▶ Written request
Write out each line of the material again, word for word.

BEGIN Records shown

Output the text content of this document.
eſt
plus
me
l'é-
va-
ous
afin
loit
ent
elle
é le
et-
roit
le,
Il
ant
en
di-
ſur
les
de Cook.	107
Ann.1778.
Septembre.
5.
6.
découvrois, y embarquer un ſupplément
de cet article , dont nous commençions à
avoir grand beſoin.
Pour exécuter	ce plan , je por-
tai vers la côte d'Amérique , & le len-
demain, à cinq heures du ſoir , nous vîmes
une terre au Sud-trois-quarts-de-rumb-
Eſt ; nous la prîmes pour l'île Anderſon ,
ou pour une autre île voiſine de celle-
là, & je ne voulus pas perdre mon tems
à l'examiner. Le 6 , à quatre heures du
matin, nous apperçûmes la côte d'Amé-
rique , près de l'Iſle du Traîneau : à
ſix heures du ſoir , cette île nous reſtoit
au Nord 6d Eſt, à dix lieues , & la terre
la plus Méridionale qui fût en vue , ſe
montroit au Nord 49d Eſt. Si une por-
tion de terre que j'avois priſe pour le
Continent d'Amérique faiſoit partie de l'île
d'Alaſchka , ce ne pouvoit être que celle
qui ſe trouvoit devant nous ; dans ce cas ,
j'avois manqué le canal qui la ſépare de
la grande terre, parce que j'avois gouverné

END Records shown

▶ Reply
Output the text content of this document.
eſt
plus
me
l'é-
va-
ous
afin
loit
ent
elle
é le
et-
roit
le,
Il
ant
en
di-
ſur
les
de Cook.	107
Ann.1778.
Septembre.
5.
6.
découvrois, y embarquer un ſupplément
de cet article , dont nous commençions à
avoir grand beſoin.
Pour exécuter	ce plan , je por-
tai vers la côte d'Amérique , & le len-
demain, à cinq heures du ſoir , nous vîmes
une terre au Sud-trois-quarts-de-rumb-
Eſt ; nous la prîmes pour l'île Anderſon ,
ou pour une autre île voiſine de celle-
là, & je ne voulus pas perdre mon tems
à l'examiner. Le 6 , à quatre heures du
matin, nous apperçûmes la côte d'Amé-
rique , près de l'Iſle du Traîneau : à
ſix heures du ſoir , cette île nous reſtoit
au Nord 6d Eſt, à dix lieues , & la terre
la plus Méridionale qui fût en vue , ſe
montroit au Nord 49d Eſt. Si une por-
tion de terre que j'avois priſe pour le
Continent d'Amérique faiſoit partie de l'île
d'Alaſchka , ce ne pouvoit être que celle
qui ſe trouvoit devant nous ; dans ce cas ,
j'avois manqué le canal qui la ſépare de
la grande terre, parce que j'avois gouverné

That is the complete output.